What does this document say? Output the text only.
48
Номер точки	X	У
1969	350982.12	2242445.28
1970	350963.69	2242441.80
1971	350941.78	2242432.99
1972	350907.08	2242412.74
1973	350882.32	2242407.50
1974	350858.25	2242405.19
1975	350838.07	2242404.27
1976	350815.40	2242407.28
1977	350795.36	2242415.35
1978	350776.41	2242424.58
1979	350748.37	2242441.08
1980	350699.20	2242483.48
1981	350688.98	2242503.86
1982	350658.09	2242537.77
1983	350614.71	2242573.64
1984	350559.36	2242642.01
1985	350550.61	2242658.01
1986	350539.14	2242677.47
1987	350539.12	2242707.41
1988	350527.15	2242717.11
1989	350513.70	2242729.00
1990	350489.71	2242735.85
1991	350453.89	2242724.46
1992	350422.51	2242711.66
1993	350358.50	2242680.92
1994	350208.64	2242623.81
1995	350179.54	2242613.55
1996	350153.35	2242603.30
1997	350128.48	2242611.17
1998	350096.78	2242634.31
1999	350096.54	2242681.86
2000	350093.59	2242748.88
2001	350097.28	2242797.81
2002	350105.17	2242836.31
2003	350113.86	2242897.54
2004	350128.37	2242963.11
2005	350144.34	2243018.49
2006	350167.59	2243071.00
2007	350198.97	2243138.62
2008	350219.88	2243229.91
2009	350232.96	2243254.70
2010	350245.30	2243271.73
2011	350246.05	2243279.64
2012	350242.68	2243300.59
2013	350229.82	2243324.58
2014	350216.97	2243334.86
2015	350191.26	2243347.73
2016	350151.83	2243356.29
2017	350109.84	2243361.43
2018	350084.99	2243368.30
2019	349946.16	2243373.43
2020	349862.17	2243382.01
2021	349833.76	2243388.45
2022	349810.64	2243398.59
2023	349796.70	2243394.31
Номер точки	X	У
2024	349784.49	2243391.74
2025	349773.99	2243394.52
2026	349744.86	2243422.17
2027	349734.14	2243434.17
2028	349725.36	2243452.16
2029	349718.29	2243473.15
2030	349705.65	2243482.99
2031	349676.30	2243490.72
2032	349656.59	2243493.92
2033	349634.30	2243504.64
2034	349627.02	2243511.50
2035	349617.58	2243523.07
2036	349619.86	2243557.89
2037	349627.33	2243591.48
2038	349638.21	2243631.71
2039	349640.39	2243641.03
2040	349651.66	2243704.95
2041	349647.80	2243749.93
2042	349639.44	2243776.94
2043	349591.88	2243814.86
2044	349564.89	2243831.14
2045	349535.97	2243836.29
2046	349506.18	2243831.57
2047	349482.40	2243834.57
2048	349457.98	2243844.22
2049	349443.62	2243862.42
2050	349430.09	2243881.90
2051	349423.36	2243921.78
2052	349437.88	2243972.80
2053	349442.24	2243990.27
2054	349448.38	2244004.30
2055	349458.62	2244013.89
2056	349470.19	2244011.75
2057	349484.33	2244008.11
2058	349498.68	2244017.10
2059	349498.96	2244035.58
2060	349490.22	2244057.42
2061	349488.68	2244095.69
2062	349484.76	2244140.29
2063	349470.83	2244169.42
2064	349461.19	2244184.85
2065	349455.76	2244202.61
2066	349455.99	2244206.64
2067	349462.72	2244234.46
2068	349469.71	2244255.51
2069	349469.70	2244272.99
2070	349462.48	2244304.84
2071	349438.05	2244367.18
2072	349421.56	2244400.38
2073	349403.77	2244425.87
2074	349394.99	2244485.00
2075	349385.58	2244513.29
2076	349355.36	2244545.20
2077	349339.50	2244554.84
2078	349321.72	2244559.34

■ **THE EXERCISE**
Return the entries above exactly, each one complete.

■ **ANSWER TO THIS PROBLEM**
What does this document say? Output the text only.
48
Номер точки	X	У
1969	350982.12	2242445.28
1970	350963.69	2242441.80
1971	350941.78	2242432.99
1972	350907.08	2242412.74
1973	350882.32	2242407.50
1974	350858.25	2242405.19
1975	350838.07	2242404.27
1976	350815.40	2242407.28
1977	350795.36	2242415.35
1978	350776.41	2242424.58
1979	350748.37	2242441.08
1980	350699.20	2242483.48
1981	350688.98	2242503.86
1982	350658.09	2242537.77
1983	350614.71	2242573.64
1984	350559.36	2242642.01
1985	350550.61	2242658.01
1986	350539.14	2242677.47
1987	350539.12	2242707.41
1988	350527.15	2242717.11
1989	350513.70	2242729.00
1990	350489.71	2242735.85
1991	350453.89	2242724.46
1992	350422.51	2242711.66
1993	350358.50	2242680.92
1994	350208.64	2242623.81
1995	350179.54	2242613.55
1996	350153.35	2242603.30
1997	350128.48	2242611.17
1998	350096.78	2242634.31
1999	350096.54	2242681.86
2000	350093.59	2242748.88
2001	350097.28	2242797.81
2002	350105.17	2242836.31
2003	350113.86	2242897.54
2004	350128.37	2242963.11
2005	350144.34	2243018.49
2006	350167.59	2243071.00
2007	350198.97	2243138.62
2008	350219.88	2243229.91
2009	350232.96	2243254.70
2010	350245.30	2243271.73
2011	350246.05	2243279.64
2012	350242.68	2243300.59
2013	350229.82	2243324.58
2014	350216.97	2243334.86
2015	350191.26	2243347.73
2016	350151.83	2243356.29
2017	350109.84	2243361.43
2018	350084.99	2243368.30
2019	349946.16	2243373.43
2020	349862.17	2243382.01
2021	349833.76	2243388.45
2022	349810.64	2243398.59
2023	349796.70	2243394.31
Номер точки	X	У
2024	349784.49	2243391.74
2025	349773.99	2243394.52
2026	349744.86	2243422.17
2027	349734.14	2243434.17
2028	349725.36	2243452.16
2029	349718.29	2243473.15
2030	349705.65	2243482.99
2031	349676.30	2243490.72
2032	349656.59	2243493.92
2033	349634.30	2243504.64
2034	349627.02	2243511.50
2035	349617.58	2243523.07
2036	349619.86	2243557.89
2037	349627.33	2243591.48
2038	349638.21	2243631.71
2039	349640.39	2243641.03
2040	349651.66	2243704.95
2041	349647.80	2243749.93
2042	349639.44	2243776.94
2043	349591.88	2243814.86
2044	349564.89	2243831.14
2045	349535.97	2243836.29
2046	349506.18	2243831.57
2047	349482.40	2243834.57
2048	349457.98	2243844.22
2049	349443.62	2243862.42
2050	349430.09	2243881.90
2051	349423.36	2243921.78
2052	349437.88	2243972.80
2053	349442.24	2243990.27
2054	349448.38	2244004.30
2055	349458.62	2244013.89
2056	349470.19	2244011.75
2057	349484.33	2244008.11
2058	349498.68	2244017.10
2059	349498.96	2244035.58
2060	349490.22	2244057.42
2061	349488.68	2244095.69
2062	349484.76	2244140.29
2063	349470.83	2244169.42
2064	349461.19	2244184.85
2065	349455.76	2244202.61
2066	349455.99	2244206.64
2067	349462.72	2244234.46
2068	349469.71	2244255.51
2069	349469.70	2244272.99
2070	349462.48	2244304.84
2071	349438.05	2244367.18
2072	349421.56	2244400.38
2073	349403.77	2244425.87
2074	349394.99	2244485.00
2075	349385.58	2244513.29
2076	349355.36	2244545.20
2077	349339.50	2244554.84
2078	349321.72	2244559.34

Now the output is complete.